### Provided text
Barty Crouch Jr attended the 1994 Quidditch World Cup under his Invisibility Cloak. During the attack on the tournament by other Death Eaters, he overcame the influence of his father's Imperius Curse, stole Harry Potter's wand and cast the Dark Mark in the sky. He was not discovered, but was taken back home by his father and placed under the Imperius Curse again. Soon thereafter, he was freed from his house arrest by Lord Voldemort, who placed Crouch Sr under the Imperius Curse instead.
Crouch Jr later subdued and imprisoned Alastor "Mad-Eye" Moody, a famous Auror, and used Polyjuice Potion to assume Moody's appearance and infiltrate Hogwarts as the new Defence Against the Dark Arts teacher.
The revived Triwizard Tournament is held at Hogwarts, and Voldemort tasks Crouch Jr with ensuring Harry's victory. To do this, he puts Harry's name in the Goblet of Fire, bewitches Viktor Krum to attack Cedric Diggory in the maze, and stuns Fleur Delacour. When Harry and Cedric simultaneously touch the Triwizard Cup, which is a Portkey, it transports them to the graveyard in Little Hangleton, home of the Riddle family. There, after killing Cedric, Death Eater Peter Pettigrew uses Harry's blood in a ritual that returns Voldemort to a physical body. Voldemort attempts to kill Harry, but with the help of the ghost-echoes of Voldemort's previous victims, Harry escapes via the Portkey.
When Harry reappears at Hogwarts, the still-disguised Crouch Jr hopes to succeed where his master failed and kill Harry; however, Dumbledore, Snape, and McGonagall foil his plot. Under the effects of Veritaserum, he recounts his plan to them. Although he is closely guarded so he can later repeat his testimony, a Dementor acting as bodyguard to Minister for Magic Cornelius Fudge attacks Crouch and sucks out his soul before anyone can stop it. Crouch lives from then on in a vegetative state, bereft of his memories or sense of self.

### Page layout parsing data
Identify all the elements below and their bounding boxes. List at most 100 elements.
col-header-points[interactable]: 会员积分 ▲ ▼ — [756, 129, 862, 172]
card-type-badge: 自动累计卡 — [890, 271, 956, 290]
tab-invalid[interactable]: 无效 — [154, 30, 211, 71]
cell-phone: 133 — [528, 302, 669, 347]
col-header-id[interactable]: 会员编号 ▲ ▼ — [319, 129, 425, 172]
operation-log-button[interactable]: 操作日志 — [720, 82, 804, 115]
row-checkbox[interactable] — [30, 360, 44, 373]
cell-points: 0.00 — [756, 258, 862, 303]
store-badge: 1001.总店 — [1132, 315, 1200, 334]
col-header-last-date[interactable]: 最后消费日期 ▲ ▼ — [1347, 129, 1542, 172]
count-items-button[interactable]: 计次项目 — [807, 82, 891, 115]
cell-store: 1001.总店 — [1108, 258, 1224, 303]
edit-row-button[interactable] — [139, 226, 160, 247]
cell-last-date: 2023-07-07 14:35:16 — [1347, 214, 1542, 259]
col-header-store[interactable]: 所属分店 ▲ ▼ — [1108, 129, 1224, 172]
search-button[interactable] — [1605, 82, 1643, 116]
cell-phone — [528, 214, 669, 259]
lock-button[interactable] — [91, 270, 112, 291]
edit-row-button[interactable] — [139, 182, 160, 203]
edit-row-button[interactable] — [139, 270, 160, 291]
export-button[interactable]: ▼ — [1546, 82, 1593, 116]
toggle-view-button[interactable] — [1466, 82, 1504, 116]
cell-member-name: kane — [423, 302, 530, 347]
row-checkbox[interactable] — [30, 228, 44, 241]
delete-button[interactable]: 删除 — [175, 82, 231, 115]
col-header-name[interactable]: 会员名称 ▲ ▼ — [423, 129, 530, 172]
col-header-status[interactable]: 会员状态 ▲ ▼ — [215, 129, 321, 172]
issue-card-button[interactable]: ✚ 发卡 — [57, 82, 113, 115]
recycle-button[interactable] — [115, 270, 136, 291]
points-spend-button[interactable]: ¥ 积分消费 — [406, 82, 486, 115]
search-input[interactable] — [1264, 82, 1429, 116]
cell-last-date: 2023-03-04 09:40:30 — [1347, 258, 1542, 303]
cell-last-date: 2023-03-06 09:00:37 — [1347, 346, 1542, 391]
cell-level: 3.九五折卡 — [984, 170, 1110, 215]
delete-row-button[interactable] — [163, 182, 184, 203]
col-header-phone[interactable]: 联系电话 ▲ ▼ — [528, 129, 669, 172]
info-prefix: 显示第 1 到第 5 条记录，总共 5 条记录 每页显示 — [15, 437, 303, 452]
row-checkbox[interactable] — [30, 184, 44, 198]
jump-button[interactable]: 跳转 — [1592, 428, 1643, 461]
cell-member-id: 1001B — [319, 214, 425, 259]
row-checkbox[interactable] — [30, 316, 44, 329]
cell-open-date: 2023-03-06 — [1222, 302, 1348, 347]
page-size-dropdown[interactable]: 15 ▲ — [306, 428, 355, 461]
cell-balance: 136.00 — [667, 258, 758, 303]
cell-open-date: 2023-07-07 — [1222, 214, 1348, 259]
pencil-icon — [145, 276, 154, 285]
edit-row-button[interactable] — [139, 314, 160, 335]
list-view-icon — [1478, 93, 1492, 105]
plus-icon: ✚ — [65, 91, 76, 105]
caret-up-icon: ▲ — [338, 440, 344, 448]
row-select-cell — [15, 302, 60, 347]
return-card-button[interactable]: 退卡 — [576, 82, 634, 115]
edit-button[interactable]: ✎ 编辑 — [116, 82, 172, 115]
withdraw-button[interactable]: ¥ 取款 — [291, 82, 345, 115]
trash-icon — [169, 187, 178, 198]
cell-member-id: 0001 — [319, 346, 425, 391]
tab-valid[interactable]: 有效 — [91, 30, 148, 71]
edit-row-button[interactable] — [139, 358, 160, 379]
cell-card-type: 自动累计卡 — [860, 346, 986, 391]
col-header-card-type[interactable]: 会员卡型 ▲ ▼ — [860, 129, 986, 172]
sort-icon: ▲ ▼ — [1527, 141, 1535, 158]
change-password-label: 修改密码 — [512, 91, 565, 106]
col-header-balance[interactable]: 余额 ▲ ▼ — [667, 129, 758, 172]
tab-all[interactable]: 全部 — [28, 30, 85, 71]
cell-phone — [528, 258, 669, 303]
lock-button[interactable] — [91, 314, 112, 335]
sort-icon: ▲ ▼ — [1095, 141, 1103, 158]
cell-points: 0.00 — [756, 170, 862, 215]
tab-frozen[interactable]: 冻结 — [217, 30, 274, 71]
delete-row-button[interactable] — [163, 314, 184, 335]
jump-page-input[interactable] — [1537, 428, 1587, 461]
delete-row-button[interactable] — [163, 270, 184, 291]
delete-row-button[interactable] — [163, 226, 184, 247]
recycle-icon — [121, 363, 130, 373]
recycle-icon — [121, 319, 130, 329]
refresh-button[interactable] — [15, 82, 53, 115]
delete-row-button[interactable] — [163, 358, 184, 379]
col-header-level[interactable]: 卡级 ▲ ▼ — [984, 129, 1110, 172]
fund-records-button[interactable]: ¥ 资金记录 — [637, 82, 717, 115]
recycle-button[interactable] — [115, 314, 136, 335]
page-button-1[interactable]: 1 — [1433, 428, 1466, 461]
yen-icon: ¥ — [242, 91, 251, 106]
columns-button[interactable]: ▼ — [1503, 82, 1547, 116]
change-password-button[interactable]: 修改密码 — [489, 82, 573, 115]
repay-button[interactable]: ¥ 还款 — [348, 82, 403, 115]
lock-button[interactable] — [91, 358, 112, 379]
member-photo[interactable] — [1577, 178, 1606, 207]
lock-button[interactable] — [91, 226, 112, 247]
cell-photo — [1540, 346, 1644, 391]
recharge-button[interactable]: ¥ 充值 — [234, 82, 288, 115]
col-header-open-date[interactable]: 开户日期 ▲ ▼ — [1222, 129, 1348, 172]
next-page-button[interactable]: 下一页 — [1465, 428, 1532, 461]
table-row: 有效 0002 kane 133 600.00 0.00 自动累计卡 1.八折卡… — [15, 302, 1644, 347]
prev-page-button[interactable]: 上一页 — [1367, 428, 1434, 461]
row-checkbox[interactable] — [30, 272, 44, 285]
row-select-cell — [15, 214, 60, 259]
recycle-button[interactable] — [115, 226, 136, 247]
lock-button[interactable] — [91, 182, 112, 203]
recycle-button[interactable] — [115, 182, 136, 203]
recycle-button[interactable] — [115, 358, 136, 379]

### Activity list
A) According to the Barty Crouch Jr text, what steps does he take to ensure Harry's victory in the Triwizard Tournament?
B) Can you resume the Barty Crouch Jr text, continuing on from its final sentence?
The records are separate material, unrelated to the Barty Crouch Jr text.

### Responses by task
A)
- He puts Harry's name in the Goblet of Fire.
- He bewitches Viktor Krum to attack Cedric Diggory in the maze.
- He stuns Fleur Delacour.

B)
He is played by David Tennant in the film adaptation of Harry Potter and the Goblet of Fire.
Bellatrix Lestrange
Bellatrix Lestrange is the aunt of Draco Malfoy and Nymphadora Tonks. She is introduced in Harry Potter and the Order of the Phoenix. She is the most faithful member of Voldemort's inner circle. She is described as being highly attractive yet emaciated due to her time in Azkaban. Bellatrix is portrayed as paranoid, insane, sadistic, and fanatically devoted to Voldemort, seeing service to him as the noblest duty for any true wizard or witch.Draco Malfoy
Draco Malfoy is the pure-blooded son of Lucius and Narcissa Malfoy. He was a notorious bully to Harry Potter and his friends throughout the series. Draco becomes a Death Eater in his sixth year at Hogwarts and is assigned to kill Dumbledore. However, he fails and Dumbledore is ultimately killed by Snape. Draco, like his family, is part of Slytherin house. Draco repaired a vanishing cabinet to let the Death Eaters in from the inside.In the Cursed Child, Malfoy was married to Astoria Greengrass, and has a child named Scorpius, one of the two main protagonists in the eighth Harry Potter book, and best friends with Albus Severus Potter.
He is portrayed by Tom Felton in all of the films and by Tom Stephens in the Cursed Child.